Transcribe every entry word for word, leaving out all images.

::: Material for this exercise

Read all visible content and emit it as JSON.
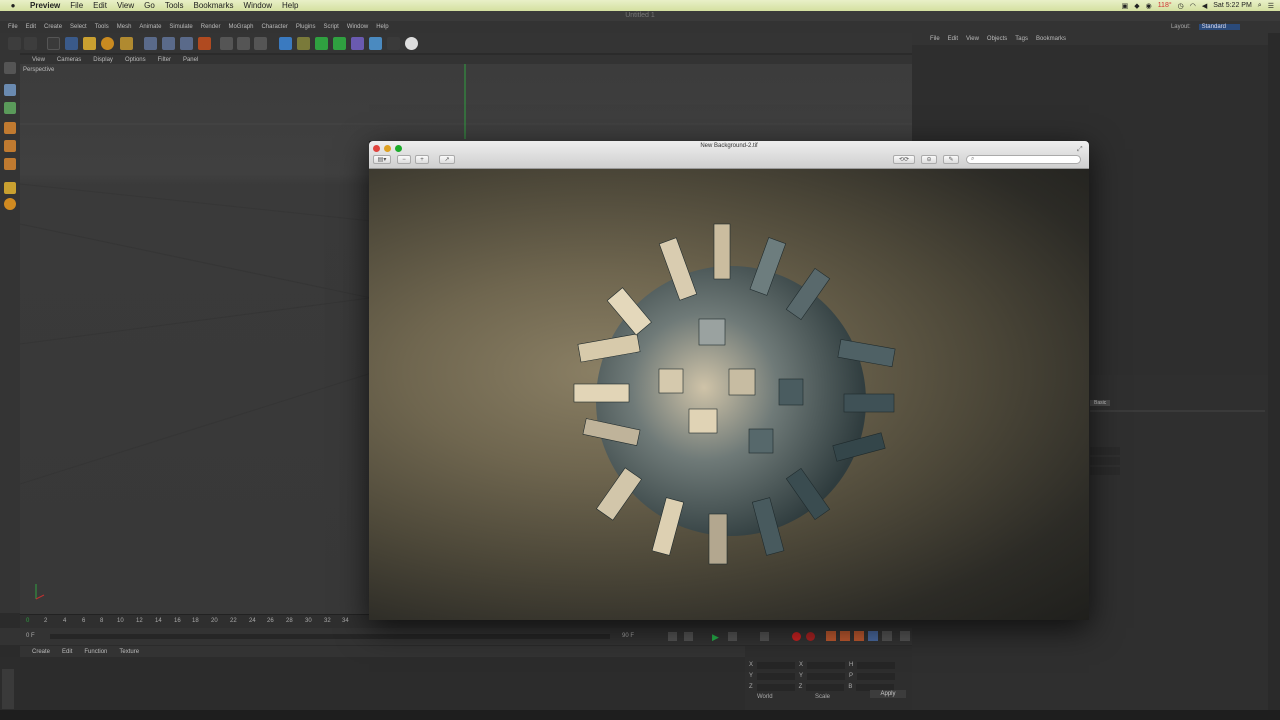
{
  "menubar": {
    "app": "Preview",
    "items": [
      "File",
      "Edit",
      "View",
      "Go",
      "Tools",
      "Bookmarks",
      "Window",
      "Help"
    ],
    "clock": "Sat 5:22 PM",
    "zoom_readout": "118°"
  },
  "c4d": {
    "window_title": "Untitled 1",
    "menu": [
      "File",
      "Edit",
      "Create",
      "Select",
      "Tools",
      "Mesh",
      "Animate",
      "Simulate",
      "Render",
      "MoGraph",
      "Character",
      "Plugins",
      "Script",
      "Window",
      "Help"
    ],
    "layout_label": "Layout:",
    "layout_value": "Standard",
    "viewport_menu": [
      "View",
      "Cameras",
      "Display",
      "Options",
      "Filter",
      "Panel"
    ],
    "viewport_label": "Perspective",
    "object_manager_menu": [
      "File",
      "Edit",
      "View",
      "Objects",
      "Tags",
      "Bookmarks"
    ],
    "material_menu": [
      "Create",
      "Edit",
      "Function",
      "Texture"
    ],
    "timeline_ticks": [
      "0",
      "2",
      "4",
      "6",
      "8",
      "10",
      "12",
      "14",
      "16",
      "18",
      "20",
      "22",
      "24",
      "26",
      "28",
      "30",
      "32",
      "34"
    ],
    "frame_start": "0 F",
    "frame_end": "90 F",
    "coords_labels": [
      "X",
      "Y",
      "Z",
      "X",
      "Y",
      "Z",
      "H",
      "P",
      "B"
    ],
    "coords_mode": "World",
    "coords_scale": "Scale",
    "apply_label": "Apply",
    "attr_tab": "Basic"
  },
  "preview_window": {
    "title": "New Background-2.tif",
    "search_placeholder": ""
  },
  "colors": {
    "menubar_bg": "#dbe6ad",
    "c4d_bg": "#333333",
    "viewport_bg": "#3b3b3b",
    "accent_blue": "#2a4a7a",
    "play_green": "#26b14a",
    "record_red": "#cc2222"
  }
}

::::::

Written response:
Read all visible content and emit it as JSON.
{
  "menubar": {
    "app": "Preview",
    "items": [
      "File",
      "Edit",
      "View",
      "Go",
      "Tools",
      "Bookmarks",
      "Window",
      "Help"
    ],
    "clock": "Sat 5:22 PM",
    "zoom_readout": "118°"
  },
  "c4d": {
    "window_title": "Untitled 1",
    "menu": [
      "File",
      "Edit",
      "Create",
      "Select",
      "Tools",
      "Mesh",
      "Animate",
      "Simulate",
      "Render",
      "MoGraph",
      "Character",
      "Plugins",
      "Script",
      "Window",
      "Help"
    ],
    "layout_label": "Layout:",
    "layout_value": "Standard",
    "viewport_menu": [
      "View",
      "Cameras",
      "Display",
      "Options",
      "Filter",
      "Panel"
    ],
    "viewport_label": "Perspective",
    "object_manager_menu": [
      "File",
      "Edit",
      "View",
      "Objects",
      "Tags",
      "Bookmarks"
    ],
    "material_menu": [
      "Create",
      "Edit",
      "Function",
      "Texture"
    ],
    "timeline_ticks": [
      "0",
      "2",
      "4",
      "6",
      "8",
      "10",
      "12",
      "14",
      "16",
      "18",
      "20",
      "22",
      "24",
      "26",
      "28",
      "30",
      "32",
      "34"
    ],
    "frame_start": "0 F",
    "frame_end": "90 F",
    "coords_labels": [
      "X",
      "Y",
      "Z",
      "X",
      "Y",
      "Z",
      "H",
      "P",
      "B"
    ],
    "coords_mode": "World",
    "coords_scale": "Scale",
    "apply_label": "Apply",
    "attr_tab": "Basic"
  },
  "preview_window": {
    "title": "New Background-2.tif",
    "search_placeholder": ""
  },
  "colors": {
    "menubar_bg": "#dbe6ad",
    "c4d_bg": "#333333",
    "viewport_bg": "#3b3b3b",
    "accent_blue": "#2a4a7a",
    "play_green": "#26b14a",
    "record_red": "#cc2222"
  }
}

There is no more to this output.